*** PROVIDED RECORDS
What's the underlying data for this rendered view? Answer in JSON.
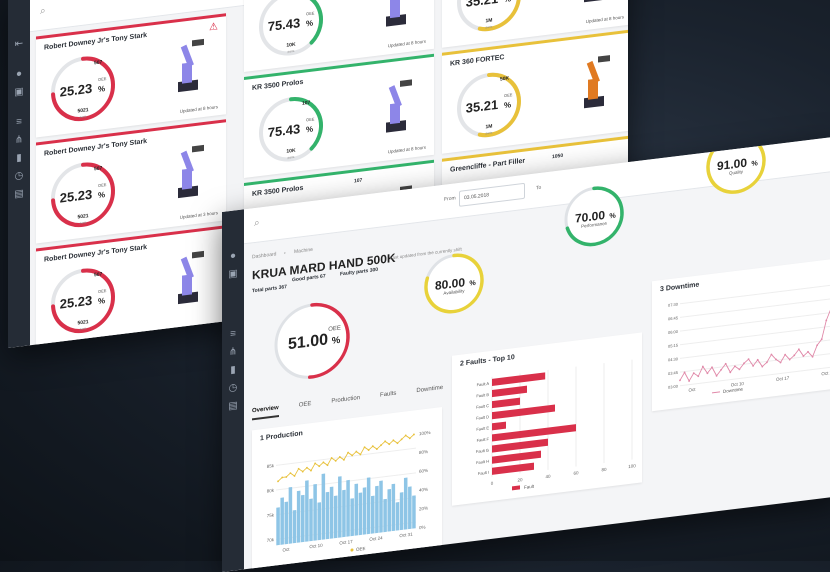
{
  "fleet": {
    "cards": [
      {
        "name": "Robert Downey Jr's Tony Stark",
        "oee": "25.23",
        "good": "5021",
        "bad": "507",
        "updated": "Updated at 8 hours",
        "accent": "#d9304a",
        "warning": true,
        "robot": "purple"
      },
      {
        "name": "KR 3500 Prolos",
        "oee": "75.43",
        "good": "10K",
        "bad": "107",
        "updated": "Updated at 8 hours",
        "accent": "#33b36b",
        "warning": false,
        "robot": "purple"
      },
      {
        "name": "KR 360 FORTEC",
        "oee": "35.21",
        "good": "1M",
        "bad": "50K",
        "updated": "Updated at 8 hours",
        "accent": "#e8c13a",
        "warning": false,
        "robot": "orange"
      },
      {
        "name": "Robert Downey Jr's Tony Stark",
        "oee": "25.23",
        "good": "5021",
        "bad": "507",
        "updated": "Updated at 3 hours",
        "accent": "#d9304a",
        "warning": false,
        "robot": "purple"
      },
      {
        "name": "KR 3500 Prolos",
        "oee": "75.43",
        "good": "10K",
        "bad": "107",
        "updated": "Updated at 8 hours",
        "accent": "#33b36b",
        "warning": false,
        "robot": "purple"
      },
      {
        "name": "KR 360 FORTEC",
        "oee": "35.21",
        "good": "1M",
        "bad": "50K",
        "updated": "",
        "accent": "#e8c13a",
        "warning": false,
        "robot": "orange"
      },
      {
        "name": "Robert Downey Jr's Tony Stark",
        "oee": "25.23",
        "good": "5021",
        "bad": "507",
        "updated": "",
        "accent": "#d9304a",
        "warning": false,
        "robot": "purple"
      },
      {
        "name": "KR 3500 Prolos",
        "oee": "",
        "good": "",
        "bad": "107",
        "updated": "",
        "accent": "#33b36b",
        "warning": false,
        "robot": "purple"
      },
      {
        "name": "Greencliffe - Part Filler",
        "oee": "",
        "good": "",
        "bad": "1050",
        "updated": "",
        "accent": "#e8c13a",
        "warning": false,
        "robot": ""
      }
    ],
    "oee_label": "OEE",
    "good_label": "parts",
    "bad_label": "faulty",
    "top_fragments": {
      "left": "",
      "mid": "1M"
    }
  },
  "machine": {
    "breadcrumb": [
      "Dashboard",
      "Machine"
    ],
    "title": "KRUA MARD HAND 500K",
    "title_note": "Last updated from the currently shift",
    "good_parts": "Good parts 67",
    "faulty_parts": "Faulty parts 300",
    "total_parts": "Total parts 367",
    "from_label": "From",
    "from_value": "03.05.2018",
    "to_label": "To",
    "gauges": [
      {
        "value": "51.00",
        "unit": "%",
        "label": "OEE",
        "color": "#d9304a",
        "fraction": 0.51
      },
      {
        "value": "80.00",
        "unit": "%",
        "label": "Availability",
        "color": "#e8d23a",
        "fraction": 0.8
      },
      {
        "value": "70.00",
        "unit": "%",
        "label": "Performance",
        "color": "#33b36b",
        "fraction": 0.7
      },
      {
        "value": "91.00",
        "unit": "%",
        "label": "Quality",
        "color": "#e8d23a",
        "fraction": 0.91
      }
    ],
    "tabs": [
      "Overview",
      "OEE",
      "Production",
      "Faults",
      "Downtime",
      "Station view",
      "Documentation"
    ],
    "production": {
      "title": "1 Production",
      "legend": "OEE"
    },
    "faults": {
      "title": "2 Faults - Top 10",
      "legend": "Fault"
    },
    "downtime": {
      "title": "3 Downtime",
      "legend": "Downtime"
    }
  },
  "chart_data": [
    {
      "type": "bar",
      "title": "2 Faults - Top 10",
      "categories": [
        "Fault A",
        "Fault B",
        "Fault C",
        "Fault D",
        "Fault E",
        "Fault F",
        "Fault G",
        "Fault H",
        "Fault I"
      ],
      "values": [
        38,
        25,
        20,
        45,
        10,
        60,
        40,
        35,
        30
      ],
      "xticks": [
        "0",
        "20",
        "40",
        "60",
        "80",
        "100"
      ],
      "xlim": [
        0,
        100
      ],
      "color": "#d9304a"
    },
    {
      "type": "line",
      "title": "3 Downtime",
      "xticks": [
        "Oct",
        "Oct 10",
        "Oct 17",
        "Oct 24"
      ],
      "yticks": [
        "07:30",
        "06:45",
        "06:00",
        "05:15",
        "04:30",
        "03:45",
        "03:00"
      ],
      "values": [
        3.3,
        3.7,
        3.2,
        3.6,
        3.4,
        3.9,
        3.5,
        3.8,
        3.3,
        3.6,
        3.9,
        3.4,
        3.7,
        3.5,
        3.8,
        4.0,
        3.6,
        3.9,
        3.5,
        3.7,
        4.1,
        3.8,
        3.6,
        4.0,
        3.7,
        3.9,
        4.2,
        3.8,
        4.0,
        3.7,
        4.3,
        4.6,
        5.6,
        6.2,
        6.8,
        6.6
      ],
      "ylim": [
        3,
        7.5
      ],
      "color": "#e088a8"
    },
    {
      "type": "bar",
      "title": "1 Production",
      "xticks": [
        "Oct",
        "Oct 10",
        "Oct 17",
        "Oct 24",
        "Oct 31"
      ],
      "yticks_left": [
        "85k",
        "80k",
        "75k",
        "70k"
      ],
      "yticks_right": [
        "100%",
        "80%",
        "60%",
        "40%",
        "20%",
        "0%"
      ],
      "values": [
        78,
        80,
        79,
        82,
        77,
        81,
        80,
        83,
        79,
        82,
        78,
        84,
        80,
        81,
        79,
        83,
        80,
        82,
        78,
        81,
        79,
        80,
        82,
        78,
        80,
        81,
        77,
        79,
        80,
        76,
        78,
        81,
        79,
        77
      ],
      "line": [
        85,
        86,
        86,
        87,
        86,
        88,
        87,
        88,
        87,
        89,
        88,
        89,
        88,
        90,
        89,
        90,
        89,
        91,
        90,
        91,
        90,
        92,
        91,
        92,
        91,
        92,
        93,
        92,
        93,
        92,
        93,
        94,
        93,
        94
      ],
      "ylim": [
        70,
        90
      ],
      "bar_color": "#8ec5e6",
      "line_color": "#e8c13a"
    }
  ]
}
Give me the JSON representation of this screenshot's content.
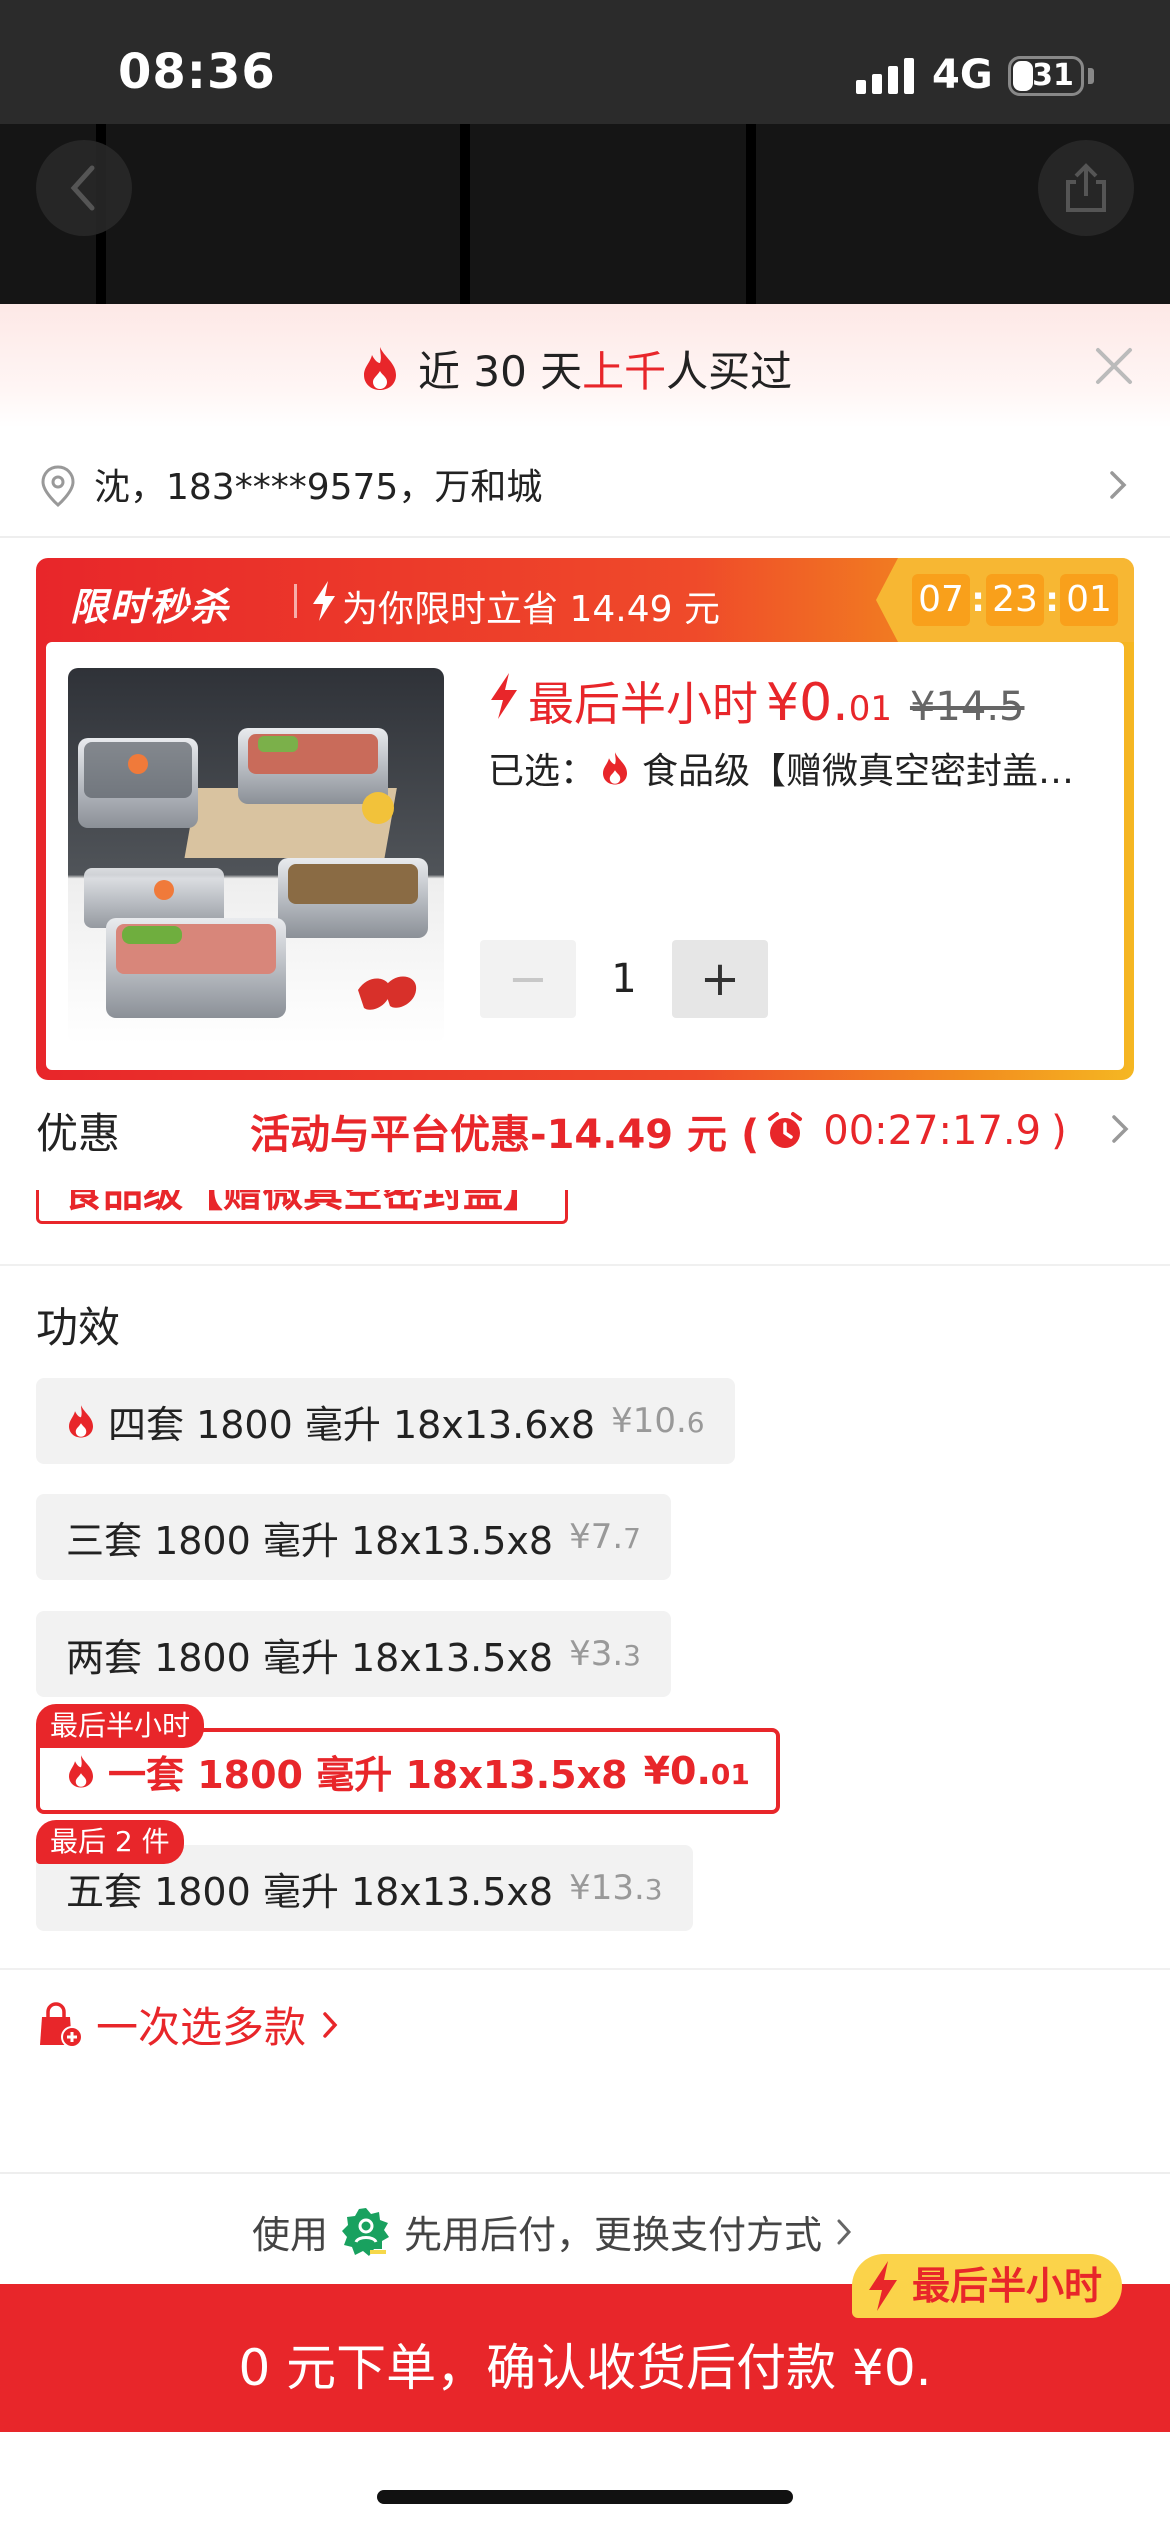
******
Write out the whole listing again, exactly, with no pictures.

→ RESPONSE TO THE EXERCISE
What's the underlying data for this rendered view? Answer in JSON.
{
  "fleet": {
    "cards": [
      {
        "name": "Robert Downey Jr's Tony Stark",
        "oee": "25.23",
        "good": "5021",
        "bad": "507",
        "updated": "Updated at 8 hours",
        "accent": "#d9304a",
        "warning": true,
        "robot": "purple"
      },
      {
        "name": "KR 3500 Prolos",
        "oee": "75.43",
        "good": "10K",
        "bad": "107",
        "updated": "Updated at 8 hours",
        "accent": "#33b36b",
        "warning": false,
        "robot": "purple"
      },
      {
        "name": "KR 360 FORTEC",
        "oee": "35.21",
        "good": "1M",
        "bad": "50K",
        "updated": "Updated at 8 hours",
        "accent": "#e8c13a",
        "warning": false,
        "robot": "orange"
      },
      {
        "name": "Robert Downey Jr's Tony Stark",
        "oee": "25.23",
        "good": "5021",
        "bad": "507",
        "updated": "Updated at 3 hours",
        "accent": "#d9304a",
        "warning": false,
        "robot": "purple"
      },
      {
        "name": "KR 3500 Prolos",
        "oee": "75.43",
        "good": "10K",
        "bad": "107",
        "updated": "Updated at 8 hours",
        "accent": "#33b36b",
        "warning": false,
        "robot": "purple"
      },
      {
        "name": "KR 360 FORTEC",
        "oee": "35.21",
        "good": "1M",
        "bad": "50K",
        "updated": "",
        "accent": "#e8c13a",
        "warning": false,
        "robot": "orange"
      },
      {
        "name": "Robert Downey Jr's Tony Stark",
        "oee": "25.23",
        "good": "5021",
        "bad": "507",
        "updated": "",
        "accent": "#d9304a",
        "warning": false,
        "robot": "purple"
      },
      {
        "name": "KR 3500 Prolos",
        "oee": "",
        "good": "",
        "bad": "107",
        "updated": "",
        "accent": "#33b36b",
        "warning": false,
        "robot": "purple"
      },
      {
        "name": "Greencliffe - Part Filler",
        "oee": "",
        "good": "",
        "bad": "1050",
        "updated": "",
        "accent": "#e8c13a",
        "warning": false,
        "robot": ""
      }
    ],
    "oee_label": "OEE",
    "good_label": "parts",
    "bad_label": "faulty",
    "top_fragments": {
      "left": "",
      "mid": "1M"
    }
  },
  "machine": {
    "breadcrumb": [
      "Dashboard",
      "Machine"
    ],
    "title": "KRUA MARD HAND 500K",
    "title_note": "Last updated from the currently shift",
    "good_parts": "Good parts 67",
    "faulty_parts": "Faulty parts 300",
    "total_parts": "Total parts 367",
    "from_label": "From",
    "from_value": "03.05.2018",
    "to_label": "To",
    "gauges": [
      {
        "value": "51.00",
        "unit": "%",
        "label": "OEE",
        "color": "#d9304a",
        "fraction": 0.51
      },
      {
        "value": "80.00",
        "unit": "%",
        "label": "Availability",
        "color": "#e8d23a",
        "fraction": 0.8
      },
      {
        "value": "70.00",
        "unit": "%",
        "label": "Performance",
        "color": "#33b36b",
        "fraction": 0.7
      },
      {
        "value": "91.00",
        "unit": "%",
        "label": "Quality",
        "color": "#e8d23a",
        "fraction": 0.91
      }
    ],
    "tabs": [
      "Overview",
      "OEE",
      "Production",
      "Faults",
      "Downtime",
      "Station view",
      "Documentation"
    ],
    "production": {
      "title": "1 Production",
      "legend": "OEE"
    },
    "faults": {
      "title": "2 Faults - Top 10",
      "legend": "Fault"
    },
    "downtime": {
      "title": "3 Downtime",
      "legend": "Downtime"
    }
  },
  "chart_data": [
    {
      "type": "bar",
      "title": "2 Faults - Top 10",
      "categories": [
        "Fault A",
        "Fault B",
        "Fault C",
        "Fault D",
        "Fault E",
        "Fault F",
        "Fault G",
        "Fault H",
        "Fault I"
      ],
      "values": [
        38,
        25,
        20,
        45,
        10,
        60,
        40,
        35,
        30
      ],
      "xticks": [
        "0",
        "20",
        "40",
        "60",
        "80",
        "100"
      ],
      "xlim": [
        0,
        100
      ],
      "color": "#d9304a"
    },
    {
      "type": "line",
      "title": "3 Downtime",
      "xticks": [
        "Oct",
        "Oct 10",
        "Oct 17",
        "Oct 24"
      ],
      "yticks": [
        "07:30",
        "06:45",
        "06:00",
        "05:15",
        "04:30",
        "03:45",
        "03:00"
      ],
      "values": [
        3.3,
        3.7,
        3.2,
        3.6,
        3.4,
        3.9,
        3.5,
        3.8,
        3.3,
        3.6,
        3.9,
        3.4,
        3.7,
        3.5,
        3.8,
        4.0,
        3.6,
        3.9,
        3.5,
        3.7,
        4.1,
        3.8,
        3.6,
        4.0,
        3.7,
        3.9,
        4.2,
        3.8,
        4.0,
        3.7,
        4.3,
        4.6,
        5.6,
        6.2,
        6.8,
        6.6
      ],
      "ylim": [
        3,
        7.5
      ],
      "color": "#e088a8"
    },
    {
      "type": "bar",
      "title": "1 Production",
      "xticks": [
        "Oct",
        "Oct 10",
        "Oct 17",
        "Oct 24",
        "Oct 31"
      ],
      "yticks_left": [
        "85k",
        "80k",
        "75k",
        "70k"
      ],
      "yticks_right": [
        "100%",
        "80%",
        "60%",
        "40%",
        "20%",
        "0%"
      ],
      "values": [
        78,
        80,
        79,
        82,
        77,
        81,
        80,
        83,
        79,
        82,
        78,
        84,
        80,
        81,
        79,
        83,
        80,
        82,
        78,
        81,
        79,
        80,
        82,
        78,
        80,
        81,
        77,
        79,
        80,
        76,
        78,
        81,
        79,
        77
      ],
      "line": [
        85,
        86,
        86,
        87,
        86,
        88,
        87,
        88,
        87,
        89,
        88,
        89,
        88,
        90,
        89,
        90,
        89,
        91,
        90,
        91,
        90,
        92,
        91,
        92,
        91,
        92,
        93,
        92,
        93,
        92,
        93,
        94,
        93,
        94
      ],
      "ylim": [
        70,
        90
      ],
      "bar_color": "#8ec5e6",
      "line_color": "#e8c13a"
    }
  ]
}
Give me the JSON representation of this screenshot's content.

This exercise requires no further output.